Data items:
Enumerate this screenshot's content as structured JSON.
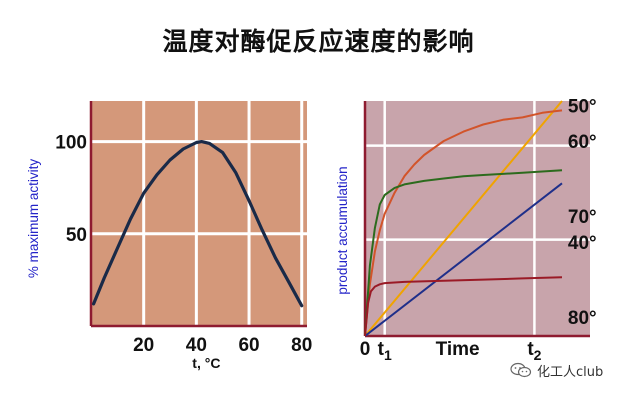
{
  "page": {
    "title": "温度对酶促反应速度的影响"
  },
  "watermark": {
    "text": "化工人club",
    "icon": "wechat-icon"
  },
  "colors": {
    "panel_left": "#d4987a",
    "panel_right": "#c8a4ab",
    "frame": "#8e1b30",
    "grid": "#ffffff",
    "ylabel": "#2323c8",
    "c50": "#f0a300",
    "c60": "#d2542a",
    "c70": "#2c6b1d",
    "c40": "#1f2f8a",
    "c80": "#9a1a26",
    "bell": "#1a2a48"
  },
  "chart_data": [
    {
      "type": "line",
      "ylabel": "% maximum activity",
      "xlabel": "t, °C",
      "xlim": [
        0,
        82
      ],
      "ylim": [
        0,
        122
      ],
      "grid": true,
      "xticks": [
        {
          "v": 20,
          "label": "20"
        },
        {
          "v": 40,
          "label": "40"
        },
        {
          "v": 60,
          "label": "60"
        },
        {
          "v": 80,
          "label": "80"
        }
      ],
      "yticks": [
        {
          "v": 50,
          "label": "50"
        },
        {
          "v": 100,
          "label": "100"
        }
      ],
      "series": [
        {
          "color_key": "bell",
          "x": [
            1,
            5,
            10,
            15,
            20,
            25,
            30,
            35,
            40,
            42,
            45,
            50,
            55,
            60,
            65,
            70,
            75,
            80
          ],
          "y": [
            12,
            26,
            42,
            58,
            72,
            82,
            90,
            96,
            99.5,
            100,
            99,
            94,
            83,
            68,
            52,
            37,
            24,
            11
          ]
        }
      ]
    },
    {
      "type": "line",
      "ylabel": "product accumulation",
      "xlim": [
        0,
        10
      ],
      "ylim": [
        0,
        100
      ],
      "grid": true,
      "xticks": [
        {
          "v": 0,
          "label": "0"
        },
        {
          "v": 1,
          "label": "t",
          "sub": "1"
        },
        {
          "v": 8.6,
          "label": "t",
          "sub": "2"
        }
      ],
      "x_title": {
        "v": 4.7,
        "label": "Time"
      },
      "series": [
        {
          "name": "50°",
          "color_key": "c50",
          "x": [
            0,
            10
          ],
          "y": [
            0,
            100
          ],
          "label_at": [
            10.3,
            98
          ]
        },
        {
          "name": "60°",
          "color_key": "c60",
          "x": [
            0,
            0.25,
            0.5,
            0.75,
            1,
            1.5,
            2,
            2.5,
            3,
            3.5,
            4,
            5,
            6,
            7,
            8,
            9,
            10
          ],
          "y": [
            0,
            22,
            36,
            45,
            52,
            61,
            68,
            73,
            77,
            80,
            83,
            87,
            90,
            92,
            93,
            95,
            96
          ],
          "label_at": [
            10.3,
            83
          ]
        },
        {
          "name": "70°",
          "color_key": "c70",
          "x": [
            0,
            0.25,
            0.5,
            0.75,
            1,
            1.5,
            2,
            3,
            4,
            5,
            6,
            7,
            8,
            9,
            10
          ],
          "y": [
            0,
            30,
            46,
            56,
            60,
            63,
            64.5,
            66,
            67,
            68,
            68.5,
            69,
            69.5,
            70,
            70.5
          ],
          "label_at": [
            10.3,
            51
          ]
        },
        {
          "name": "40°",
          "color_key": "c40",
          "x": [
            0,
            10
          ],
          "y": [
            0,
            65
          ],
          "label_at": [
            10.3,
            40
          ]
        },
        {
          "name": "80°",
          "color_key": "c80",
          "x": [
            0,
            0.15,
            0.3,
            0.5,
            0.75,
            1,
            2,
            4,
            6,
            8,
            10
          ],
          "y": [
            0,
            14,
            19,
            21,
            22,
            22.5,
            23,
            23.5,
            24,
            24.5,
            25
          ],
          "label_at": [
            10.3,
            8
          ]
        }
      ]
    }
  ]
}
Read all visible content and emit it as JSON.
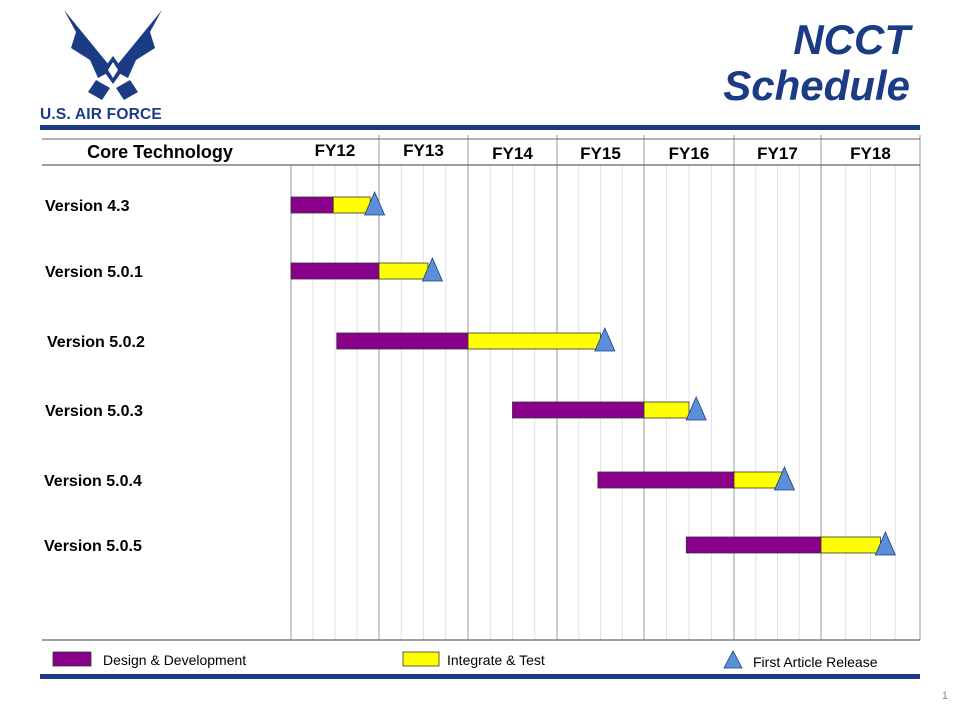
{
  "header": {
    "logo_text": "U.S. AIR FORCE",
    "title_line1": "NCCT",
    "title_line2": "Schedule"
  },
  "slide_number": "1",
  "colors": {
    "brand_blue": "#1b3c84",
    "design_development": "#8b008b",
    "integrate_test": "#ffff00",
    "first_article_release": "#5b8fd9"
  },
  "chart_data": {
    "type": "gantt",
    "row_header": "Core Technology",
    "columns": [
      "FY12",
      "FY13",
      "FY14",
      "FY15",
      "FY16",
      "FY17",
      "FY18"
    ],
    "time_units": "fiscal year (FY12 start = 12.0, FY18 end = 19.0)",
    "tasks": [
      {
        "label": "Version 4.3",
        "design_start": 12.0,
        "design_end": 12.48,
        "test_end": 12.9,
        "release": 12.95
      },
      {
        "label": "Version 5.0.1",
        "design_start": 12.0,
        "design_end": 13.0,
        "test_end": 13.55,
        "release": 13.6
      },
      {
        "label": "Version 5.0.2",
        "design_start": 12.52,
        "design_end": 14.0,
        "test_end": 15.5,
        "release": 15.55
      },
      {
        "label": "Version 5.0.3",
        "design_start": 14.5,
        "design_end": 16.0,
        "test_end": 16.5,
        "release": 16.58
      },
      {
        "label": "Version 5.0.4",
        "design_start": 15.47,
        "design_end": 17.0,
        "test_end": 17.55,
        "release": 17.58
      },
      {
        "label": "Version 5.0.5",
        "design_start": 16.47,
        "design_end": 18.0,
        "test_end": 18.6,
        "release": 18.65
      }
    ],
    "legend": [
      {
        "name": "Design & Development",
        "marker": "bar",
        "color": "#8b008b"
      },
      {
        "name": "Integrate  & Test",
        "marker": "bar",
        "color": "#ffff00"
      },
      {
        "name": "First Article Release",
        "marker": "triangle",
        "color": "#5b8fd9"
      }
    ]
  }
}
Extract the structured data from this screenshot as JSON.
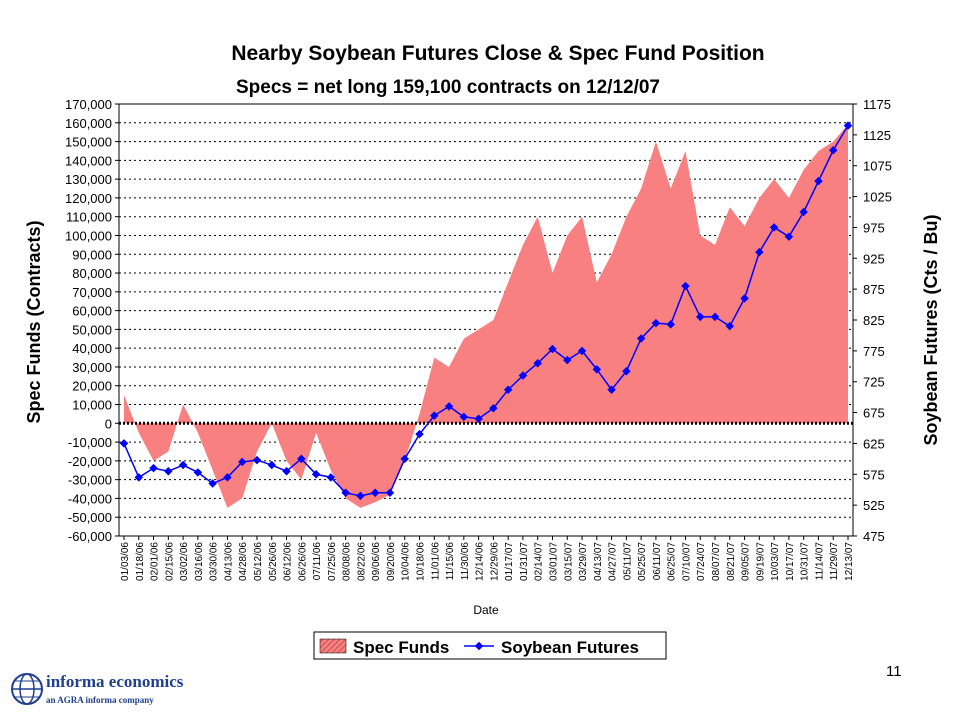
{
  "chart_data": {
    "type": "area+line",
    "title": "Nearby Soybean Futures Close & Spec Fund Position",
    "subtitle": "Specs = net long 159,100 contracts on 12/12/07",
    "xlabel": "Date",
    "ylabel_left": "Spec Funds (Contracts)",
    "ylabel_right": "Soybean Futures (Cts / Bu)",
    "ylim_left": [
      -60000,
      170000
    ],
    "ylim_right": [
      475,
      1175
    ],
    "yticks_left": [
      170000,
      160000,
      150000,
      140000,
      130000,
      120000,
      110000,
      100000,
      90000,
      80000,
      70000,
      60000,
      50000,
      40000,
      30000,
      20000,
      10000,
      0,
      -10000,
      -20000,
      -30000,
      -40000,
      -50000,
      -60000
    ],
    "yticks_left_labels": [
      "170,000",
      "160,000",
      "150,000",
      "140,000",
      "130,000",
      "120,000",
      "110,000",
      "100,000",
      "90,000",
      "80,000",
      "70,000",
      "60,000",
      "50,000",
      "40,000",
      "30,000",
      "20,000",
      "10,000",
      "0",
      "-10,000",
      "-20,000",
      "-30,000",
      "-40,000",
      "-50,000",
      "-60,000"
    ],
    "yticks_right": [
      1175,
      1125,
      1075,
      1025,
      975,
      925,
      875,
      825,
      775,
      725,
      675,
      625,
      575,
      525,
      475
    ],
    "grid": "horizontal dotted",
    "legend_position": "bottom",
    "x": [
      "01/03/06",
      "01/18/06",
      "02/01/06",
      "02/15/06",
      "03/02/06",
      "03/16/06",
      "03/30/06",
      "04/13/06",
      "04/28/06",
      "05/12/06",
      "05/26/06",
      "06/12/06",
      "06/26/06",
      "07/11/06",
      "07/25/06",
      "08/08/06",
      "08/22/06",
      "09/06/06",
      "09/20/06",
      "10/04/06",
      "10/18/06",
      "11/01/06",
      "11/15/06",
      "11/30/06",
      "12/14/06",
      "12/29/06",
      "01/17/07",
      "01/31/07",
      "02/14/07",
      "03/01/07",
      "03/15/07",
      "03/29/07",
      "04/13/07",
      "04/27/07",
      "05/11/07",
      "05/25/07",
      "06/11/07",
      "06/25/07",
      "07/10/07",
      "07/24/07",
      "08/07/07",
      "08/21/07",
      "09/05/07",
      "09/19/07",
      "10/03/07",
      "10/17/07",
      "10/31/07",
      "11/14/07",
      "11/29/07",
      "12/13/07"
    ],
    "series": [
      {
        "name": "Spec Funds",
        "type": "area",
        "axis": "left",
        "color": "#f98080",
        "values": [
          15000,
          -5000,
          -20000,
          -15000,
          10000,
          -5000,
          -25000,
          -45000,
          -40000,
          -15000,
          0,
          -20000,
          -30000,
          -5000,
          -25000,
          -40000,
          -45000,
          -42000,
          -38000,
          -20000,
          5000,
          35000,
          30000,
          45000,
          50000,
          55000,
          75000,
          95000,
          110000,
          80000,
          100000,
          110000,
          75000,
          90000,
          110000,
          125000,
          150000,
          125000,
          145000,
          100000,
          95000,
          115000,
          105000,
          120000,
          130000,
          120000,
          135000,
          145000,
          150000,
          159100
        ]
      },
      {
        "name": "Soybean Futures",
        "type": "line",
        "axis": "right",
        "color": "#0000ff",
        "values": [
          625,
          570,
          585,
          580,
          590,
          578,
          560,
          570,
          595,
          598,
          590,
          580,
          600,
          575,
          570,
          545,
          540,
          545,
          545,
          600,
          640,
          670,
          685,
          668,
          665,
          682,
          712,
          735,
          755,
          778,
          760,
          775,
          745,
          712,
          742,
          795,
          820,
          818,
          880,
          830,
          830,
          815,
          860,
          935,
          975,
          960,
          1000,
          1050,
          1100,
          1140
        ]
      }
    ]
  },
  "legend": {
    "items": [
      {
        "label": "Spec Funds"
      },
      {
        "label": "Soybean Futures"
      }
    ]
  },
  "footer": {
    "logo_name": "informa economics",
    "logo_sub": "an AGRA informa company",
    "page_number": "11"
  }
}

→ **Given problem**: Work through the records line by line and tally those with the word "informa". Report only the total.

→ **Correct response**: 2